> **Exercise description**: Below are the records; collect from them each line containing the string "Version".

> **Excerpted data**:

***

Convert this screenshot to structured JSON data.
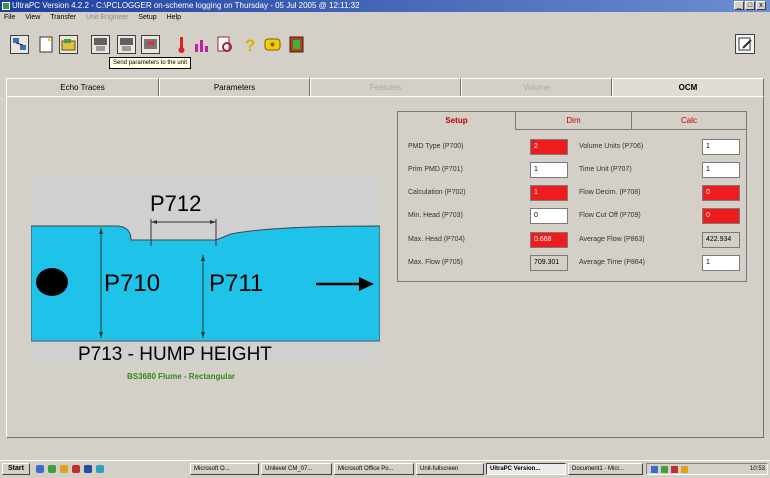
{
  "window": {
    "title": "UltraPC Version 4.2.2 - C:\\PCLOGGER on-scheme logging on Thursday - 05 Jul 2005 @ 12:11:32",
    "min_label": "_",
    "max_label": "□",
    "close_label": "x"
  },
  "menu": {
    "file": "File",
    "view": "View",
    "transfer": "Transfer",
    "unit_engineer": "Unit Engineer",
    "setup": "Setup",
    "help": "Help"
  },
  "toolbar": {
    "tooltip": "Send parameters to the unit"
  },
  "tabs": [
    {
      "label": "Echo Traces",
      "enabled": true
    },
    {
      "label": "Parameters",
      "enabled": true
    },
    {
      "label": "Features",
      "enabled": false
    },
    {
      "label": "Volume",
      "enabled": false
    },
    {
      "label": "OCM",
      "enabled": true
    }
  ],
  "diagram": {
    "dim_top": "P712",
    "dim_upstream": "P710",
    "dim_throat": "P711",
    "hump_label": "P713 - HUMP HEIGHT",
    "caption": "BS3680 Flume - Rectangular"
  },
  "panel": {
    "tabs": [
      "Setup",
      "Dim",
      "Calc"
    ],
    "fields": {
      "pmd_type": {
        "label": "PMD Type (P700)",
        "value": "2"
      },
      "prim_pmd": {
        "label": "Prim PMD (P701)",
        "value": "1"
      },
      "calculation": {
        "label": "Calculation (P702)",
        "value": "1"
      },
      "min_head": {
        "label": "Min. Head (P703)",
        "value": "0"
      },
      "max_head": {
        "label": "Max. Head (P704)",
        "value": "0.668"
      },
      "max_flow": {
        "label": "Max. Flow (P705)",
        "value": "709.301"
      },
      "volume_units": {
        "label": "Volume Units (P706)",
        "value": "1"
      },
      "time_units": {
        "label": "Time Unit (P707)",
        "value": "1"
      },
      "flow_decim": {
        "label": "Flow Decim. (P708)",
        "value": "0"
      },
      "flow_cutoff": {
        "label": "Flow Cut Off (P709)",
        "value": "0"
      },
      "average_flow": {
        "label": "Average Flow (P863)",
        "value": "422.934"
      },
      "average_time": {
        "label": "Average Time (P864)",
        "value": "1"
      }
    }
  },
  "taskbar": {
    "start": "Start",
    "tasks": [
      "Microsoft O...",
      "Unilevel CM_07...",
      "Microsoft Office Po...",
      "Unit-fullscreen",
      "UltraPC Version...",
      "Document1 - Micr..."
    ],
    "clock": "10:53"
  },
  "colors": {
    "water": "#1fc3ea",
    "highlight_field": "#ee1c1c",
    "caption_green": "#2e8b1f",
    "panel_tab_red": "#c00000"
  }
}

***

> **Answer for the task**:
    "title": "UltraPC Version 4.2.2 - C:\\PCLOGGER on-scheme logging on Thursday - 05 Jul 2005 @ 12:11:32",
      "UltraPC Version...",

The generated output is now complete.